— Exercise prompt —
Scan the lines below for the string "plan" and copy every one that has it.

— Provided data —

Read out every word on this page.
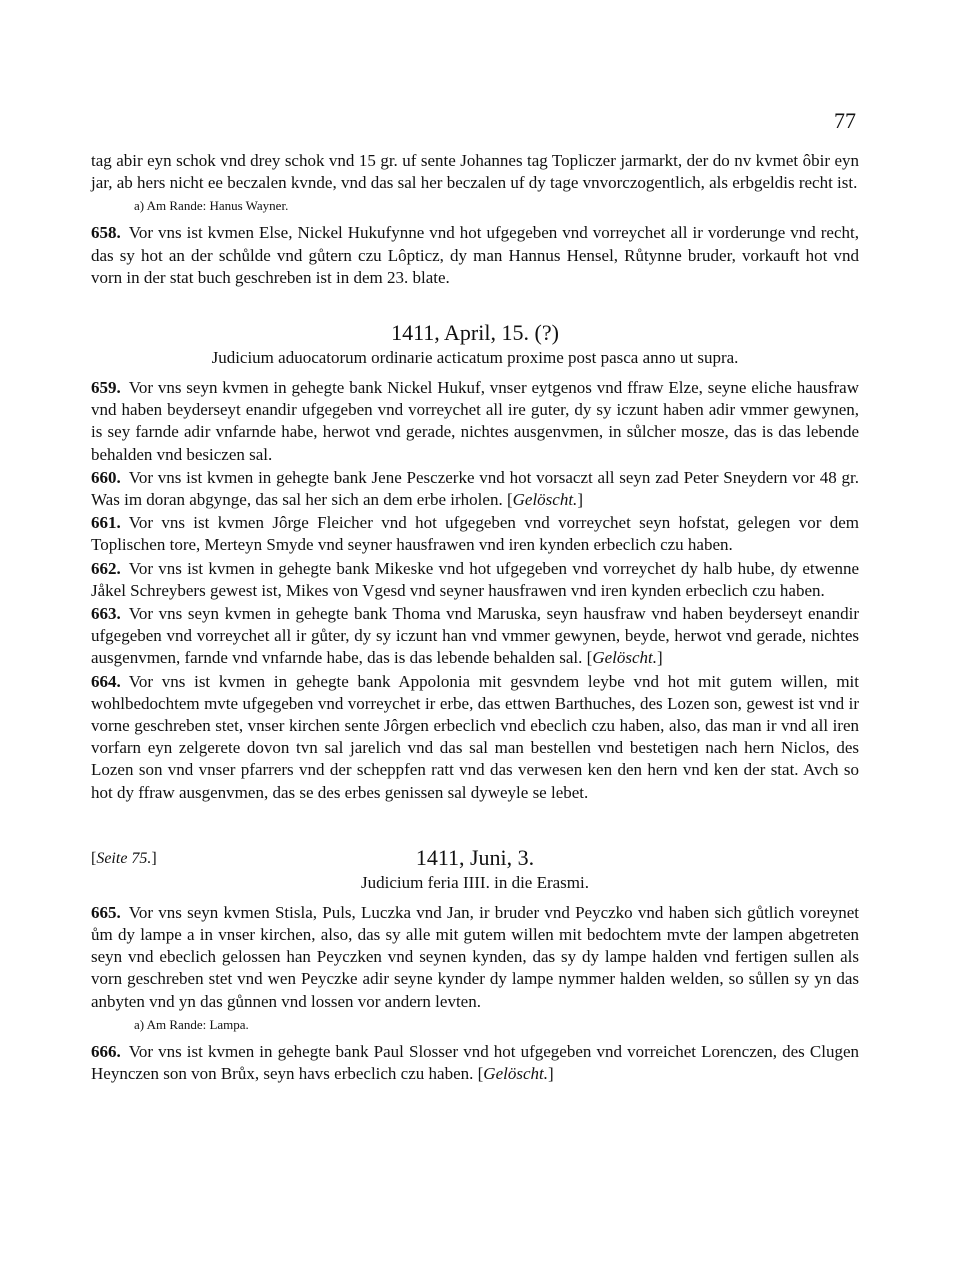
77

tag abir eyn schok vnd drey schok vnd 15 gr. uf sente Johannes tag Topliczer jarmarkt, der do nv kvmet ôbir eyn jar, ab hers nicht ee beczalen kvnde, vnd das sal her beczalen uf dy tage vnvorczogentlich, als erbgeldis recht ist.

a) Am Rande: Hanus Wayner.

658. Vor vns ist kvmen Else, Nickel Hukufynne vnd hot ufgegeben vnd vorreychet all ir vorderunge vnd recht, das sy hot an der schůlde vnd gůtern czu Lôpticz, dy man Hannus Hensel, Růtynne bruder, vorkauft hot vnd vorn in der stat buch geschreben ist in dem 23. blate.

1411, April, 15. (?)
Judicium aduocatorum ordinarie acticatum proxime post pasca anno ut supra.

659. Vor vns seyn kvmen in gehegte bank Nickel Hukuf, vnser eytgenos vnd ffraw Elze, seyne eliche hausfraw vnd haben beyderseyt enandir ufgegeben vnd vorreychet all ire guter, dy sy iczunt haben adir vmmer gewynen, is sey farnde adir vnfarnde habe, herwot vnd gerade, nichtes ausgenvmen, in sůlcher mosze, das is das lebende behalden vnd besiczen sal.

660. Vor vns ist kvmen in gehegte bank Jene Pesczerke vnd hot vorsaczt all seyn zad Peter Sneydern vor 48 gr. Was im doran abgynge, das sal her sich an dem erbe irholen. [Gelöscht.]

661. Vor vns ist kvmen Jôrge Fleicher vnd hot ufgegeben vnd vorreychet seyn hofstat, gelegen vor dem Toplischen tore, Merteyn Smyde vnd seyner hausfrawen vnd iren kynden erbeclich czu haben.

662. Vor vns ist kvmen in gehegte bank Mikeske vnd hot ufgegeben vnd vorreychet dy halb hube, dy etwenne Jåkel Schreybers gewest ist, Mikes von Vgesd vnd seyner hausfrawen vnd iren kynden erbeclich czu haben.

663. Vor vns seyn kvmen in gehegte bank Thoma vnd Maruska, seyn hausfraw vnd haben beyderseyt enandir ufgegeben vnd vorreychet all ir gůter, dy sy iczunt han vnd vmmer gewynen, beyde, herwot vnd gerade, nichtes ausgenvmen, farnde vnd vnfarnde habe, das is das lebende behalden sal. [Gelöscht.]

664. Vor vns ist kvmen in gehegte bank Appolonia mit gesvndem leybe vnd hot mit gutem willen, mit wohlbedochtem mvte ufgegeben vnd vorreychet ir erbe, das ettwen Barthuches, des Lozen son, gewest ist vnd ir vorne geschreben stet, vnser kirchen sente Jôrgen erbeclich vnd ebeclich czu haben, also, das man ir vnd all iren vorfarn eyn zelgerete dovon tvn sal jarelich vnd das sal man bestellen vnd bestetigen nach hern Niclos, des Lozen son vnd vnser pfarrers vnd der scheppfen ratt vnd das verwesen ken den hern vnd ken der stat. Avch so hot dy ffraw ausgenvmen, das se des erbes genissen sal dyweyle se lebet.

[Seite 75.]	1411, Juni, 3.
Judicium feria IIII. in die Erasmi.

665. Vor vns seyn kvmen Stisla, Puls, Luczka vnd Jan, ir bruder vnd Peyczko vnd haben sich gůtlich voreynet ům dy lampe a in vnser kirchen, also, das sy alle mit gutem willen mit bedochtem mvte der lampen abgetreten seyn vnd ebeclich gelossen han Peyczken vnd seynen kynden, das sy dy lampe halden vnd fertigen sullen als vorn geschreben stet vnd wen Peyczke adir seyne kynder dy lampe nymmer halden welden, so sůllen sy yn das anbyten vnd yn das gůnnen vnd lossen vor andern levten.

a) Am Rande: Lampa.

666. Vor vns ist kvmen in gehegte bank Paul Slosser vnd hot ufgegeben vnd vorreichet Lorenczen, des Clugen Heynczen son von Brůx, seyn havs erbeclich czu haben. [Gelöscht.]
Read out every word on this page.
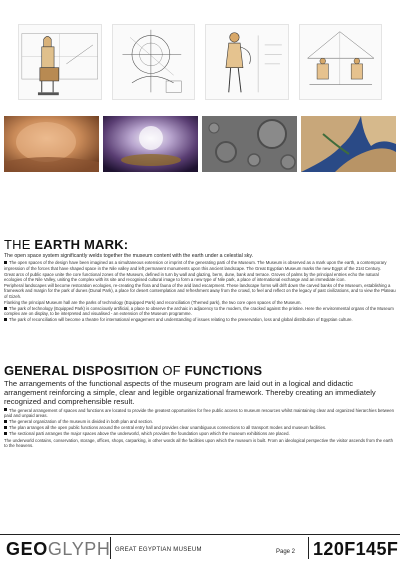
THE EARTH MARK:

The open space system significantly welds together the museum content with the earth under a celestial sky.

The open spaces of the design have been imagined as a simultaneous extension or imprint of the generating parti of the Museum. The Museum is observed as a mark upon the earth, a contemporary impression of the forces that have shaped space in the Nile valley and left permanent monuments upon this ancient landscape. The Great Egyptian Museum marks the new Egypt of the 21st Century.

Great arcs of public space unite the core functional zones of the Museum, defined in turn by wall and glazing, berm, dune, bank and terrace. Groves of palms by the principal entries echo the natural ecologies of the Nile Valley, uniting the complex with its site and recognised cultural image to form a new type of Nile park, a place of international exchange and an immediate icon.

Peripheral landscapes will become restoration ecologies, re-creating the flora and fauna of the arid land escarpment. These landscape forms will drift down the carved banks of the Museum, establishing a framework and margin for the park of dunes (Dunal Park), a place for desert contemplation and refreshment away from the crowd, to feel and reflect on the legacy of past civilizations, and to view the Plateau of Gizeh.

Flanking the principal Museum hall are the parks of technology (Equipped Park) and reconciliation (Themed park), the two core open spaces of the Museum.

The park of technology (Equipped Park) is consciously artificial, a place to observe the archaic in adjacency to the modern, the cracked against the pristine. Here the environmental organs of the Museum complex are on display, to be interpreted and visualised - an extension of the Museum programme.

The park of reconciliation will become a theatre for international engagement and understanding of issues relating to the preservation, loss and global distribution of Egyptian culture.

GENERAL DISPOSITION OF FUNCTIONS

The arrangements of the functional aspects of the museum program are laid out in a logical and didactic arrangement reinforcing a simple, clear and legible organizational framework. Thereby creating an immediately recognized and comprehensible result.

The general arrangement of spaces and functions are located to provide the greatest opportunities for free public access to museum resources whilst maintaining clear and organized hierarchies between paid and unpaid areas.

The general organization of the museum is divided in both plan and section.

The plan arranges all the open public functions around the central entry hall and provides clear unambiguous connections to all transport modes and museum facilities.

The sectional parti arranges the major spaces above the underworld, which provides the foundation upon which the museum exhibitions are placed.

The underworld contains, conservation, storage, offices, shops, carparking, in other words all the facilities upon which the museum is built. From an ideological perspective the visitor ascends from the earth to the heavens.

GEOGLYPH GREAT EGYPTIAN MUSEUM	Page 2 120F145F
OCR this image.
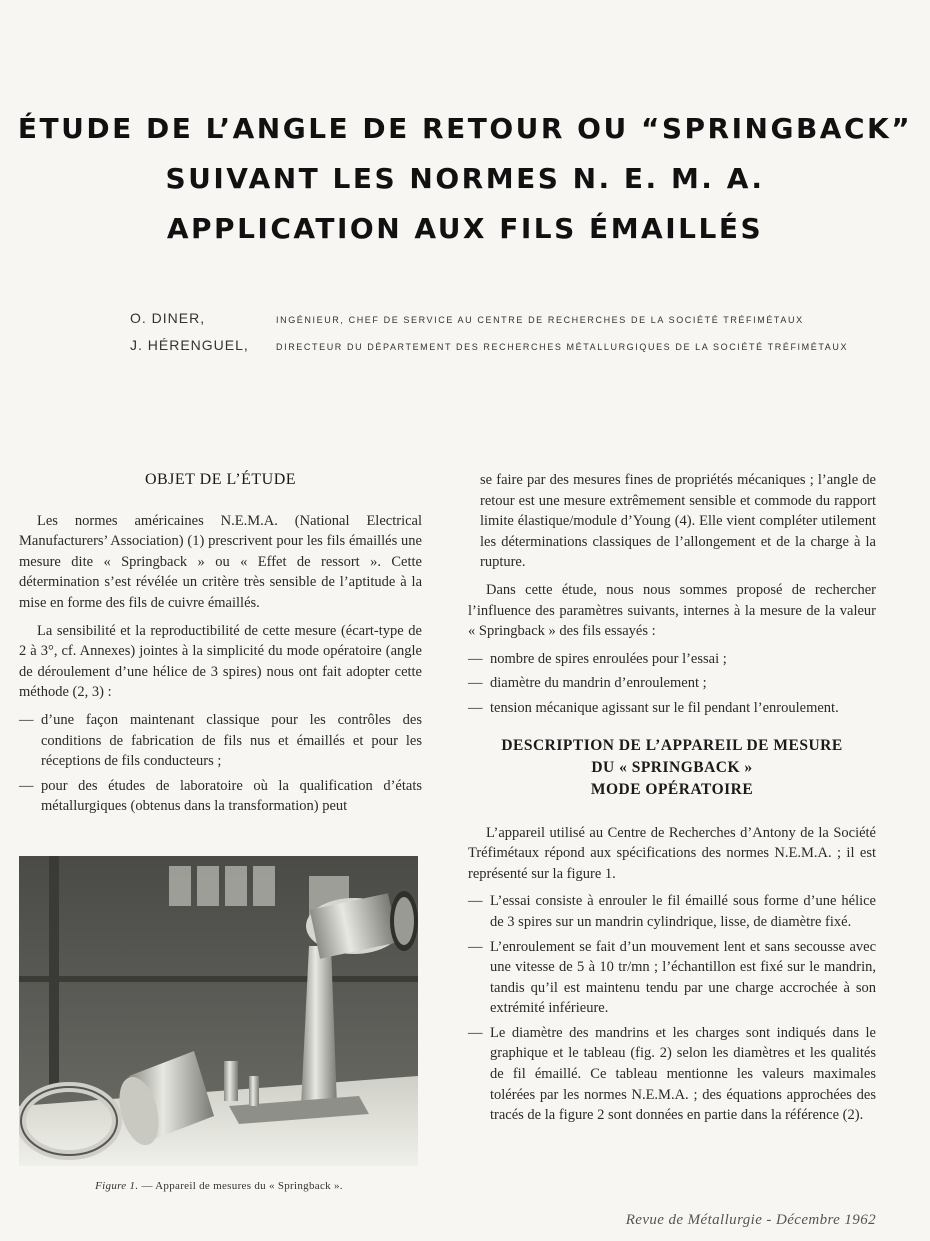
ÉTUDE DE L’ANGLE DE RETOUR OU “SPRINGBACK”
SUIVANT LES NORMES N. E. M. A.
APPLICATION AUX FILS ÉMAILLÉS
O. DINER,	INGÉNIEUR, CHEF DE SERVICE AU CENTRE DE RECHERCHES DE LA SOCIÉTÉ TRÉFIMÉTAUX
J. HÉRENGUEL,	DIRECTEUR DU DÉPARTEMENT DES RECHERCHES MÉTALLURGIQUES DE LA SOCIÉTÉ TRÉFIMÉTAUX
OBJET DE L’ÉTUDE

Les normes américaines N.E.M.A. (National Electrical Manufacturers’ Association) (1) prescrivent pour les fils émaillés une mesure dite « Springback » ou « Effet de ressort ». Cette détermination s’est révélée un critère très sensible de l’aptitude à la mise en forme des fils de cuivre émaillés.

La sensibilité et la reproductibilité de cette mesure (écart-type de 2 à 3°, cf. Annexes) jointes à la simplicité du mode opératoire (angle de déroulement d’une hélice de 3 spires) nous ont fait adopter cette méthode (2, 3) :

— d’une façon maintenant classique pour les contrôles des conditions de fabrication de fils nus et émaillés et pour les réceptions de fils conducteurs ;
— pour des études de laboratoire où la qualification d’états métallurgiques (obtenus dans la transformation) peut
Figure 1. — Appareil de mesures du « Springback ».

se faire par des mesures fines de propriétés mécaniques ; l’angle de retour est une mesure extrêmement sensible et commode du rapport limite élastique/module d’Young (4). Elle vient compléter utilement les déterminations classiques de l’allongement et de la charge à la rupture.

Dans cette étude, nous nous sommes proposé de rechercher l’influence des paramètres suivants, internes à la mesure de la valeur « Springback » des fils essayés :

— nombre de spires enroulées pour l’essai ;
— diamètre du mandrin d’enroulement ;
— tension mécanique agissant sur le fil pendant l’enroulement.
DESCRIPTION DE L’APPAREIL DE MESURE
DU « SPRINGBACK »
MODE OPÉRATOIRE

L’appareil utilisé au Centre de Recherches d’Antony de la Société Tréfimétaux répond aux spécifications des normes N.E.M.A. ; il est représenté sur la figure 1.

— L’essai consiste à enrouler le fil émaillé sous forme d’une hélice de 3 spires sur un mandrin cylindrique, lisse, de diamètre fixé.
— L’enroulement se fait d’un mouvement lent et sans secousse avec une vitesse de 5 à 10 tr/mn ; l’échantillon est fixé sur le mandrin, tandis qu’il est maintenu tendu par une charge accrochée à son extrémité inférieure.
— Le diamètre des mandrins et les charges sont indiqués dans le graphique et le tableau (fig. 2) selon les diamètres et les qualités de fil émaillé. Ce tableau mentionne les valeurs maximales tolérées par les normes N.E.M.A. ; des équations approchées des tracés de la figure 2 sont données en partie dans la référence (2).
Revue de Métallurgie - Décembre 1962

— Exercise answer —
The general organization of the museum is divided in both plan and section.
The plan arranges all the open public functions around the central entry hall and provides clear unambiguous connections to all transport modes and museum facilities.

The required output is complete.